=== Available records ===

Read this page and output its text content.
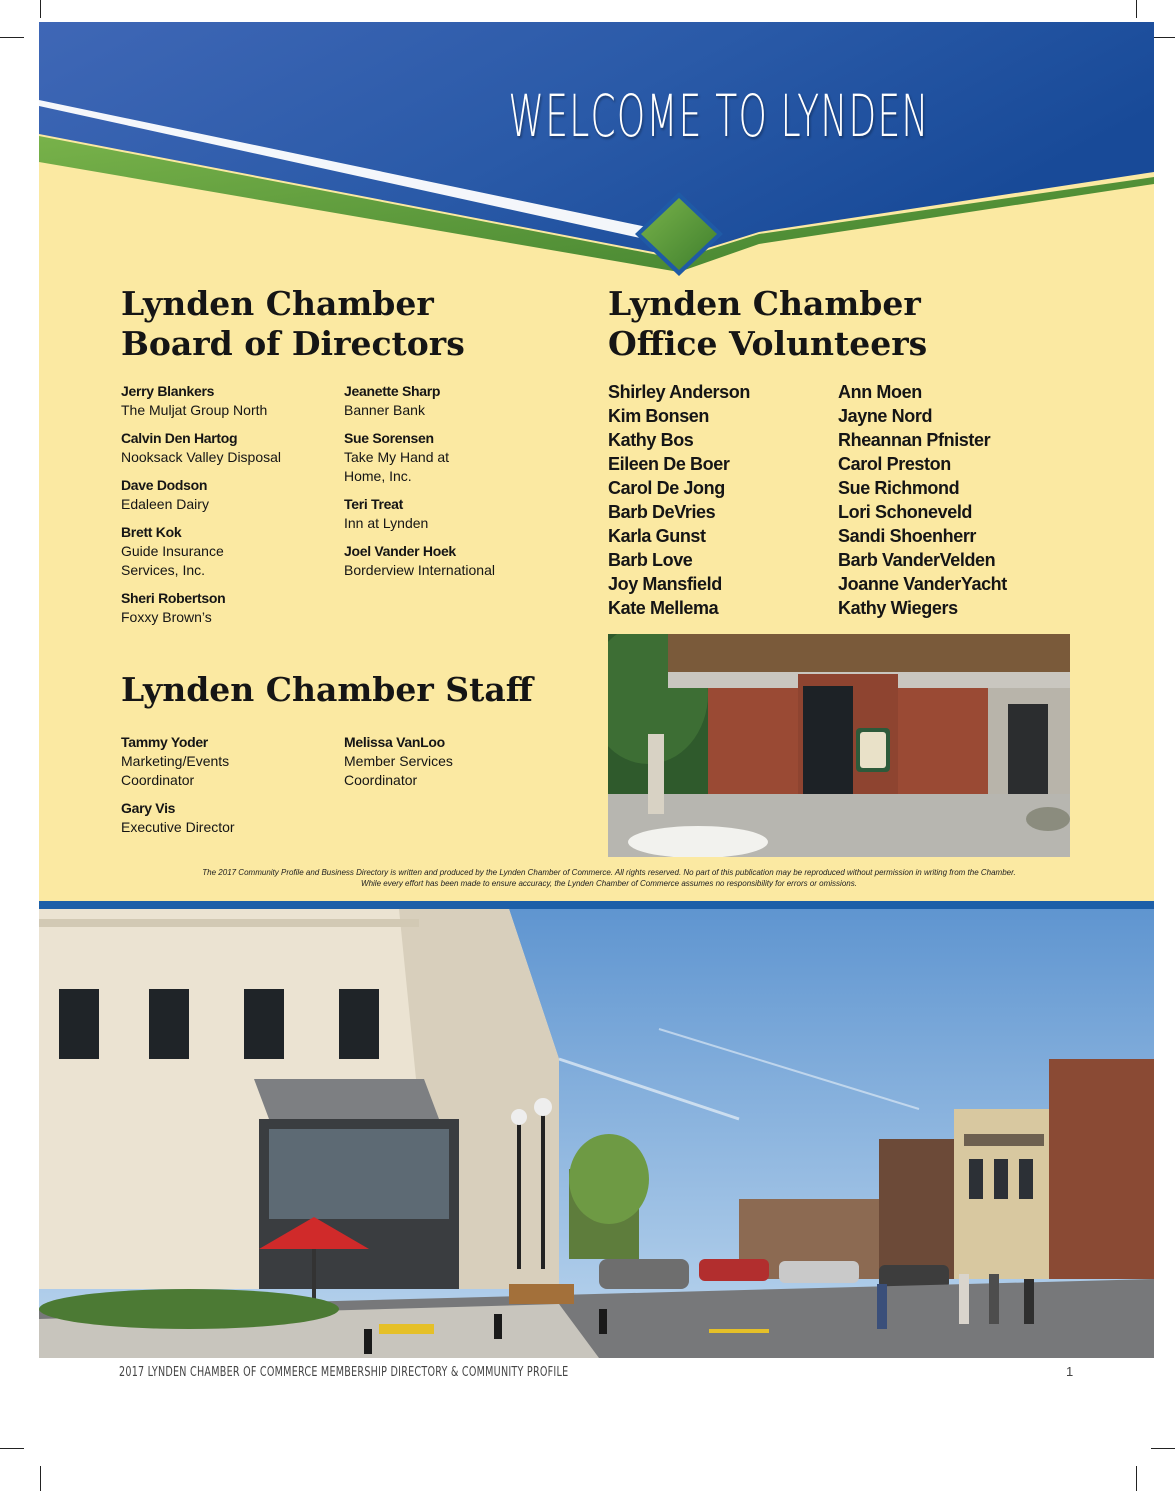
WELCOME TO LYNDEN
Lynden Chamber
Board of Directors
Jerry Blankers
The Muljat Group North
Calvin Den Hartog
Nooksack Valley Disposal
Dave Dodson
Edaleen Dairy
Brett Kok
Guide Insurance Services, Inc.
Sheri Robertson
Foxxy Brown’s
Jeanette Sharp
Banner Bank
Sue Sorensen
Take My Hand at Home, Inc.
Teri Treat
Inn at Lynden
Joel Vander Hoek
Borderview International
Lynden Chamber Staff
Tammy Yoder
Marketing/Events Coordinator
Gary Vis
Executive Director
Melissa VanLoo
Member Services Coordinator
Lynden Chamber
Office Volunteers
Shirley Anderson
Kim Bonsen
Kathy Bos
Eileen De Boer
Carol De Jong
Barb DeVries
Karla Gunst
Barb Love
Joy Mansfield
Kate Mellema
Ann Moen
Jayne Nord
Rheannan Pfnister
Carol Preston
Sue Richmond
Lori Schoneveld
Sandi Shoenherr
Barb VanderVelden
Joanne VanderYacht
Kathy Wiegers
The 2017 Community Profile and Business Directory is written and produced by the Lynden Chamber of Commerce. All rights reserved. No part of this publication may be reproduced without permission in writing from the Chamber.
While every effort has been made to ensure accuracy, the Lynden Chamber of Commerce assumes no responsibility for errors or omissions.
2017 LYNDEN CHAMBER OF COMMERCE MEMBERSHIP DIRECTORY & COMMUNITY PROFILE	1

===

**Task instructions:** Reproduce all of the data exactly, omitting each picture it holds.

**Solution to this task:**
Read this page and output its text content.
WELCOME TO LYNDEN
Lynden Chamber
Board of Directors
Jerry Blankers
The Muljat Group North
Calvin Den Hartog
Nooksack Valley Disposal
Dave Dodson
Edaleen Dairy
Brett Kok
Guide Insurance Services, Inc.
Sheri Robertson
Foxxy Brown’s
Jeanette Sharp
Banner Bank
Sue Sorensen
Take My Hand at Home, Inc.
Teri Treat
Inn at Lynden
Joel Vander Hoek
Borderview International
Lynden Chamber Staff
Tammy Yoder
Marketing/Events Coordinator
Gary Vis
Executive Director
Melissa VanLoo
Member Services Coordinator
Lynden Chamber
Office Volunteers
Shirley Anderson
Kim Bonsen
Kathy Bos
Eileen De Boer
Carol De Jong
Barb DeVries
Karla Gunst
Barb Love
Joy Mansfield
Kate Mellema
Ann Moen
Jayne Nord
Rheannan Pfnister
Carol Preston
Sue Richmond
Lori Schoneveld
Sandi Shoenherr
Barb VanderVelden
Joanne VanderYacht
Kathy Wiegers
The 2017 Community Profile and Business Directory is written and produced by the Lynden Chamber of Commerce. All rights reserved. No part of this publication may be reproduced without permission in writing from the Chamber.
While every effort has been made to ensure accuracy, the Lynden Chamber of Commerce assumes no responsibility for errors or omissions.
2017 LYNDEN CHAMBER OF COMMERCE MEMBERSHIP DIRECTORY & COMMUNITY PROFILE	1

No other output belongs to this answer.